» **TASK**: Repeat every record below exactly as it appears.

Dataset rows:
──────────

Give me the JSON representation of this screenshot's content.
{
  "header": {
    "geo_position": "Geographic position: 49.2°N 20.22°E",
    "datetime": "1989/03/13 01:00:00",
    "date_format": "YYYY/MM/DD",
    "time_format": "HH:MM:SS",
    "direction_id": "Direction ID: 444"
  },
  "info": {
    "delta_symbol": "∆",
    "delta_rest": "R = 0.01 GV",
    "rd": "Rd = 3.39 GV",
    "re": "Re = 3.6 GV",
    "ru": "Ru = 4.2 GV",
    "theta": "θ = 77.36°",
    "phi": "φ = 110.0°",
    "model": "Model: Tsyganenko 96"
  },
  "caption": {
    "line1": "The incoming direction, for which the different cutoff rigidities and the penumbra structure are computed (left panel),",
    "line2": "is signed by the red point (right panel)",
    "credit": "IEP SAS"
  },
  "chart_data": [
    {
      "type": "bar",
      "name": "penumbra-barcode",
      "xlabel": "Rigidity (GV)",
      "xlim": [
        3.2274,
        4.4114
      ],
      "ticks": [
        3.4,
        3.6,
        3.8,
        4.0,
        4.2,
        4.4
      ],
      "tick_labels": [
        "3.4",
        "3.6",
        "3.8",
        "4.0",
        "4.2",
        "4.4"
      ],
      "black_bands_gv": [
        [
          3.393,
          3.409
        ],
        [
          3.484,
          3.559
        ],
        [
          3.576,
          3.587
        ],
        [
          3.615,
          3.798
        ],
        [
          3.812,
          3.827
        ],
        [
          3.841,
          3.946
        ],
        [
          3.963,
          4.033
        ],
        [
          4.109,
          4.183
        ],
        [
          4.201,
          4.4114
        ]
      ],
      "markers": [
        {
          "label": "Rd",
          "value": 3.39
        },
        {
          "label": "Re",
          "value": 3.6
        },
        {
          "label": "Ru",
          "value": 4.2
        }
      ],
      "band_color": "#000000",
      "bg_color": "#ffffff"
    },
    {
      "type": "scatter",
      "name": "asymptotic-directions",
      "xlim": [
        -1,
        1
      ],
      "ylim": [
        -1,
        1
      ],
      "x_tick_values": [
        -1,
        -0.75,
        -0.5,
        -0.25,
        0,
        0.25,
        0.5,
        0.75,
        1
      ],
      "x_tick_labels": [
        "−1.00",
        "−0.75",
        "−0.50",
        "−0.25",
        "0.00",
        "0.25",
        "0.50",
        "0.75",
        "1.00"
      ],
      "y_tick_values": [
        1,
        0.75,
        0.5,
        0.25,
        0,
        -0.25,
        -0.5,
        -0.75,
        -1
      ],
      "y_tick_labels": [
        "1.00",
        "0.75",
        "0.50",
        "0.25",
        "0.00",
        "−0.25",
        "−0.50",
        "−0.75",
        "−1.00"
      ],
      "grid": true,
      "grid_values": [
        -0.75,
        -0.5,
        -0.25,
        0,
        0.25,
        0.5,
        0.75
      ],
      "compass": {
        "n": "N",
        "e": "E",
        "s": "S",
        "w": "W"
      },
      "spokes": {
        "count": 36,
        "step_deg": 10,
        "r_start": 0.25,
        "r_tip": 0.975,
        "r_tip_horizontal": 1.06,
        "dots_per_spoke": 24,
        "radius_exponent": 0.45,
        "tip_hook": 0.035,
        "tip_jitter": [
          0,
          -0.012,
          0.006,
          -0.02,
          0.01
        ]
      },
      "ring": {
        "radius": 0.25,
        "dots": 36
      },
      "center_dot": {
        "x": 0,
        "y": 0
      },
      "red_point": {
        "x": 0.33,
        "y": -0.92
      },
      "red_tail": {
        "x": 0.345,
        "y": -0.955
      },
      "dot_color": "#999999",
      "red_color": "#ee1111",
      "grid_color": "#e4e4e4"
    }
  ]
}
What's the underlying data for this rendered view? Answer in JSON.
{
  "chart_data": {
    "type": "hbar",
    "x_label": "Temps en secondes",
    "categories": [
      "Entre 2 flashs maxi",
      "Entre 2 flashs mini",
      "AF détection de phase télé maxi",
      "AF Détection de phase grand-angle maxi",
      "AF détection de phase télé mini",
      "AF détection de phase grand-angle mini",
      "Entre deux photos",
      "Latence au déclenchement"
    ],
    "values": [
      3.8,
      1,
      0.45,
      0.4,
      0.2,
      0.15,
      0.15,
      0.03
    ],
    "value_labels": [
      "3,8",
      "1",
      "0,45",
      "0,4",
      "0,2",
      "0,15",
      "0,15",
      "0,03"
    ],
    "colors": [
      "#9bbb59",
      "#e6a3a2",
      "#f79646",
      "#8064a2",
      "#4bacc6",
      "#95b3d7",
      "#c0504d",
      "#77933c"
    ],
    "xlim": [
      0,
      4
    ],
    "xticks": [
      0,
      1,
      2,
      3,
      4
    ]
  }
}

──────────

» **ANSWER TO THE PROBLEM**:
Give me the JSON representation of this screenshot's content.
{
  "header": {
    "geo_position": "Geographic position: 49.2°N 20.22°E",
    "datetime": "1989/03/13 01:00:00",
    "date_format": "YYYY/MM/DD",
    "time_format": "HH:MM:SS",
    "direction_id": "Direction ID: 444"
  },
  "info": {
    "delta_symbol": "∆",
    "delta_rest": "R = 0.01 GV",
    "rd": "Rd = 3.39 GV",
    "re": "Re = 3.6 GV",
    "ru": "Ru = 4.2 GV",
    "theta": "θ = 77.36°",
    "phi": "φ = 110.0°",
    "model": "Model: Tsyganenko 96"
  },
  "caption": {
    "line1": "The incoming direction, for which the different cutoff rigidities and the penumbra structure are computed (left panel),",
    "line2": "is signed by the red point (right panel)",
    "credit": "IEP SAS"
  },
  "chart_data": [
    {
      "type": "bar",
      "name": "penumbra-barcode",
      "xlabel": "Rigidity (GV)",
      "xlim": [
        3.2274,
        4.4114
      ],
      "ticks": [
        3.4,
        3.6,
        3.8,
        4.0,
        4.2,
        4.4
      ],
      "tick_labels": [
        "3.4",
        "3.6",
        "3.8",
        "4.0",
        "4.2",
        "4.4"
      ],
      "black_bands_gv": [
        [
          3.393,
          3.409
        ],
        [
          3.484,
          3.559
        ],
        [
          3.576,
          3.587
        ],
        [
          3.615,
          3.798
        ],
        [
          3.812,
          3.827
        ],
        [
          3.841,
          3.946
        ],
        [
          3.963,
          4.033
        ],
        [
          4.109,
          4.183
        ],
        [
          4.201,
          4.4114
        ]
      ],
      "markers": [
        {
          "label": "Rd",
          "value": 3.39
        },
        {
          "label": "Re",
          "value": 3.6
        },
        {
          "label": "Ru",
          "value": 4.2
        }
      ],
      "band_color": "#000000",
      "bg_color": "#ffffff"
    },
    {
      "type": "scatter",
      "name": "asymptotic-directions",
      "xlim": [
        -1,
        1
      ],
      "ylim": [
        -1,
        1
      ],
      "x_tick_values": [
        -1,
        -0.75,
        -0.5,
        -0.25,
        0,
        0.25,
        0.5,
        0.75,
        1
      ],
      "x_tick_labels": [
        "−1.00",
        "−0.75",
        "−0.50",
        "−0.25",
        "0.00",
        "0.25",
        "0.50",
        "0.75",
        "1.00"
      ],
      "y_tick_values": [
        1,
        0.75,
        0.5,
        0.25,
        0,
        -0.25,
        -0.5,
        -0.75,
        -1
      ],
      "y_tick_labels": [
        "1.00",
        "0.75",
        "0.50",
        "0.25",
        "0.00",
        "−0.25",
        "−0.50",
        "−0.75",
        "−1.00"
      ],
      "grid": true,
      "grid_values": [
        -0.75,
        -0.5,
        -0.25,
        0,
        0.25,
        0.5,
        0.75
      ],
      "compass": {
        "n": "N",
        "e": "E",
        "s": "S",
        "w": "W"
      },
      "spokes": {
        "count": 36,
        "step_deg": 10,
        "r_start": 0.25,
        "r_tip": 0.975,
        "r_tip_horizontal": 1.06,
        "dots_per_spoke": 24,
        "radius_exponent": 0.45,
        "tip_hook": 0.035,
        "tip_jitter": [
          0,
          -0.012,
          0.006,
          -0.02,
          0.01
        ]
      },
      "ring": {
        "radius": 0.25,
        "dots": 36
      },
      "center_dot": {
        "x": 0,
        "y": 0
      },
      "red_point": {
        "x": 0.33,
        "y": -0.92
      },
      "red_tail": {
        "x": 0.345,
        "y": -0.955
      },
      "dot_color": "#999999",
      "red_color": "#ee1111",
      "grid_color": "#e4e4e4"
    }
  ]
}
What's the underlying data for this rendered view? Answer in JSON.
{
  "chart_data": {
    "type": "hbar",
    "x_label": "Temps en secondes",
    "categories": [
      "Entre 2 flashs maxi",
      "Entre 2 flashs mini",
      "AF détection de phase télé maxi",
      "AF Détection de phase grand-angle maxi",
      "AF détection de phase télé mini",
      "AF détection de phase grand-angle mini",
      "Entre deux photos",
      "Latence au déclenchement"
    ],
    "values": [
      3.8,
      1,
      0.45,
      0.4,
      0.2,
      0.15,
      0.15,
      0.03
    ],
    "value_labels": [
      "3,8",
      "1",
      "0,45",
      "0,4",
      "0,2",
      "0,15",
      "0,15",
      "0,03"
    ],
    "colors": [
      "#9bbb59",
      "#e6a3a2",
      "#f79646",
      "#8064a2",
      "#4bacc6",
      "#95b3d7",
      "#c0504d",
      "#77933c"
    ],
    "xlim": [
      0,
      4
    ],
    "xticks": [
      0,
      1,
      2,
      3,
      4
    ]
  }
}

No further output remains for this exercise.